-- Start of Record set --

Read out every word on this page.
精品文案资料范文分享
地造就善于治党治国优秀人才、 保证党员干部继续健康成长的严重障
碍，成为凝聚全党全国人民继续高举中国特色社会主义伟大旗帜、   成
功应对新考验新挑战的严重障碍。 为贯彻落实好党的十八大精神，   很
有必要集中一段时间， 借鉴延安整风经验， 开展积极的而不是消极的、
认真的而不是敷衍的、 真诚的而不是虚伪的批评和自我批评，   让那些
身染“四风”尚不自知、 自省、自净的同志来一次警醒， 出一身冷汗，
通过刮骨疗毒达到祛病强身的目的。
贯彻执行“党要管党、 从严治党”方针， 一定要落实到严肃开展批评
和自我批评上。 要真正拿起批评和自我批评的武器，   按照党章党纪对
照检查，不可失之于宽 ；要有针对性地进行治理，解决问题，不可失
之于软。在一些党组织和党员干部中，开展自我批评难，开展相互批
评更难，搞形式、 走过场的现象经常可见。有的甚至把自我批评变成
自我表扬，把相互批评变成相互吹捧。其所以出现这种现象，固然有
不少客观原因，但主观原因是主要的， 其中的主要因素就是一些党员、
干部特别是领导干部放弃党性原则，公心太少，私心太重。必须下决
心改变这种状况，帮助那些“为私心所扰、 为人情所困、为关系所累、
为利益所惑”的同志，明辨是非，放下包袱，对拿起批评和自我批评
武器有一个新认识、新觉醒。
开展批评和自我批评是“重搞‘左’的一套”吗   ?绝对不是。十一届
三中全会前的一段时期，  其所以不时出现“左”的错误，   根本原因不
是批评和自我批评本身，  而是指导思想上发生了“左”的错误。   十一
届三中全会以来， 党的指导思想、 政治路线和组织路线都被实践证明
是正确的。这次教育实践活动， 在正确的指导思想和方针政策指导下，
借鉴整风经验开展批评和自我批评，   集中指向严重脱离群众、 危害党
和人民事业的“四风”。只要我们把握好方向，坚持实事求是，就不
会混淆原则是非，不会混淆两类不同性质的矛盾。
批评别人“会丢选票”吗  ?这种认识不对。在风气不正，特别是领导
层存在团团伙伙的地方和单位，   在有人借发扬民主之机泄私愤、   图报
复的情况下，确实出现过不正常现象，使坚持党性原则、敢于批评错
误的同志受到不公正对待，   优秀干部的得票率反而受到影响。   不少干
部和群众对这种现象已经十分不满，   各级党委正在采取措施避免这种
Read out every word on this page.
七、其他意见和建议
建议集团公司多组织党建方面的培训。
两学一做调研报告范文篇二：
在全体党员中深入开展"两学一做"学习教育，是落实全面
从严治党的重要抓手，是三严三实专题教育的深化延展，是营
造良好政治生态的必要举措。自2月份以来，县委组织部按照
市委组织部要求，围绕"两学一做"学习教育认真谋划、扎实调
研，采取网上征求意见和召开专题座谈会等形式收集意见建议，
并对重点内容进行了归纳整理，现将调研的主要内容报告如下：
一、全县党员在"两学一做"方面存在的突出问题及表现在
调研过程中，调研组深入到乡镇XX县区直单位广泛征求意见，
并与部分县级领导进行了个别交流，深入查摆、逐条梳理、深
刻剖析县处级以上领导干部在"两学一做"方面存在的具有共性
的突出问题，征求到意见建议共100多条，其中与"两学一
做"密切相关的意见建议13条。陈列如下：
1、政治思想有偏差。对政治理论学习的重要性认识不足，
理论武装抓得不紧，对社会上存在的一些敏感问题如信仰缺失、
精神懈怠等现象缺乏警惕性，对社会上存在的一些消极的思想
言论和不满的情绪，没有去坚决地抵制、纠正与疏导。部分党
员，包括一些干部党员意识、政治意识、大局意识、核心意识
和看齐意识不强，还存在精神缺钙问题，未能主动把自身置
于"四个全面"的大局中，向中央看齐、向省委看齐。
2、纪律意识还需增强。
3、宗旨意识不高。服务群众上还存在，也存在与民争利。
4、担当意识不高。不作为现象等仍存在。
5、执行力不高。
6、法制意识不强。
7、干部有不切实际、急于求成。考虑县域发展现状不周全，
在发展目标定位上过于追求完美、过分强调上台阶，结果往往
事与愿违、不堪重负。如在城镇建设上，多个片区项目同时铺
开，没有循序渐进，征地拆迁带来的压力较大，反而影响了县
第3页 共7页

-- End of Record set --

* [To be done]
Take the listing above and write it out again exactly.

* [Solution to the exercise]
Read out every word on this page.
精品文案资料范文分享
地造就善于治党治国优秀人才、 保证党员干部继续健康成长的严重障
碍，成为凝聚全党全国人民继续高举中国特色社会主义伟大旗帜、   成
功应对新考验新挑战的严重障碍。 为贯彻落实好党的十八大精神，   很
有必要集中一段时间， 借鉴延安整风经验， 开展积极的而不是消极的、
认真的而不是敷衍的、 真诚的而不是虚伪的批评和自我批评，   让那些
身染“四风”尚不自知、 自省、自净的同志来一次警醒， 出一身冷汗，
通过刮骨疗毒达到祛病强身的目的。
贯彻执行“党要管党、 从严治党”方针， 一定要落实到严肃开展批评
和自我批评上。 要真正拿起批评和自我批评的武器，   按照党章党纪对
照检查，不可失之于宽 ；要有针对性地进行治理，解决问题，不可失
之于软。在一些党组织和党员干部中，开展自我批评难，开展相互批
评更难，搞形式、 走过场的现象经常可见。有的甚至把自我批评变成
自我表扬，把相互批评变成相互吹捧。其所以出现这种现象，固然有
不少客观原因，但主观原因是主要的， 其中的主要因素就是一些党员、
干部特别是领导干部放弃党性原则，公心太少，私心太重。必须下决
心改变这种状况，帮助那些“为私心所扰、 为人情所困、为关系所累、
为利益所惑”的同志，明辨是非，放下包袱，对拿起批评和自我批评
武器有一个新认识、新觉醒。
开展批评和自我批评是“重搞‘左’的一套”吗   ?绝对不是。十一届
三中全会前的一段时期，  其所以不时出现“左”的错误，   根本原因不
是批评和自我批评本身，  而是指导思想上发生了“左”的错误。   十一
届三中全会以来， 党的指导思想、 政治路线和组织路线都被实践证明
是正确的。这次教育实践活动， 在正确的指导思想和方针政策指导下，
借鉴整风经验开展批评和自我批评，   集中指向严重脱离群众、 危害党
和人民事业的“四风”。只要我们把握好方向，坚持实事求是，就不
会混淆原则是非，不会混淆两类不同性质的矛盾。
批评别人“会丢选票”吗  ?这种认识不对。在风气不正，特别是领导
层存在团团伙伙的地方和单位，   在有人借发扬民主之机泄私愤、   图报
复的情况下，确实出现过不正常现象，使坚持党性原则、敢于批评错
误的同志受到不公正对待，   优秀干部的得票率反而受到影响。   不少干
部和群众对这种现象已经十分不满，   各级党委正在采取措施避免这种
Read out every word on this page.
七、其他意见和建议
建议集团公司多组织党建方面的培训。
两学一做调研报告范文篇二：
在全体党员中深入开展"两学一做"学习教育，是落实全面
从严治党的重要抓手，是三严三实专题教育的深化延展，是营
造良好政治生态的必要举措。自2月份以来，县委组织部按照
市委组织部要求，围绕"两学一做"学习教育认真谋划、扎实调
研，采取网上征求意见和召开专题座谈会等形式收集意见建议，
并对重点内容进行了归纳整理，现将调研的主要内容报告如下：
一、全县党员在"两学一做"方面存在的突出问题及表现在
调研过程中，调研组深入到乡镇XX县区直单位广泛征求意见，
并与部分县级领导进行了个别交流，深入查摆、逐条梳理、深
刻剖析县处级以上领导干部在"两学一做"方面存在的具有共性
的突出问题，征求到意见建议共100多条，其中与"两学一
做"密切相关的意见建议13条。陈列如下：
1、政治思想有偏差。对政治理论学习的重要性认识不足，
理论武装抓得不紧，对社会上存在的一些敏感问题如信仰缺失、
精神懈怠等现象缺乏警惕性，对社会上存在的一些消极的思想
言论和不满的情绪，没有去坚决地抵制、纠正与疏导。部分党
员，包括一些干部党员意识、政治意识、大局意识、核心意识
和看齐意识不强，还存在精神缺钙问题，未能主动把自身置
于"四个全面"的大局中，向中央看齐、向省委看齐。
2、纪律意识还需增强。
3、宗旨意识不高。服务群众上还存在，也存在与民争利。
4、担当意识不高。不作为现象等仍存在。
5、执行力不高。
6、法制意识不强。
7、干部有不切实际、急于求成。考虑县域发展现状不周全，
在发展目标定位上过于追求完美、过分强调上台阶，结果往往
事与愿违、不堪重负。如在城镇建设上，多个片区项目同时铺
开，没有循序渐进，征地拆迁带来的压力较大，反而影响了县
第3页 共7页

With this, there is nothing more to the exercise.